▶ WHAT THIS TASK INVOLVES
Whenever a line carries the word "disertai", pull it out of the entries.

(Transcript data for document pages)
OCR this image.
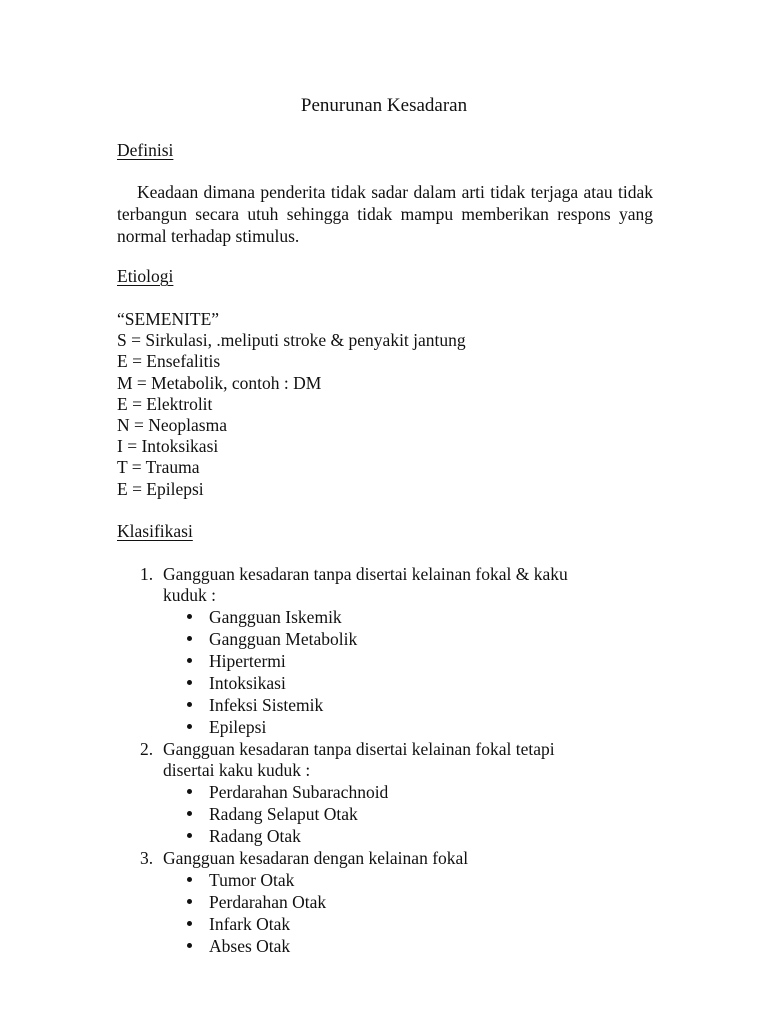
Penurunan Kesadaran
Definisi
Keadaan dimana penderita tidak sadar dalam arti tidak terjaga atau tidak terbangun secara utuh sehingga tidak mampu memberikan respons yang normal terhadap stimulus.
Etiologi
“SEMENITE”
S = Sirkulasi, .meliputi stroke & penyakit jantung
E = Ensefalitis
M = Metabolik, contoh : DM
E = Elektrolit
N = Neoplasma
I = Intoksikasi
T = Trauma
E = Epilepsi
Klasifikasi
1. Gangguan kesadaran tanpa disertai kelainan fokal & kaku
kuduk :
Gangguan Iskemik
Gangguan Metabolik
Hipertermi
Intoksikasi
Infeksi Sistemik
Epilepsi
2. Gangguan kesadaran tanpa disertai kelainan fokal tetapi
disertai kaku kuduk :
Perdarahan Subarachnoid
Radang Selaput Otak
Radang Otak
3. Gangguan kesadaran dengan kelainan fokal
Tumor Otak
Perdarahan Otak
Infark Otak
Abses Otak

▶ THE COMPLETED TASK
1. Gangguan kesadaran tanpa disertai kelainan fokal & kaku
2. Gangguan kesadaran tanpa disertai kelainan fokal tetapi
disertai kaku kuduk :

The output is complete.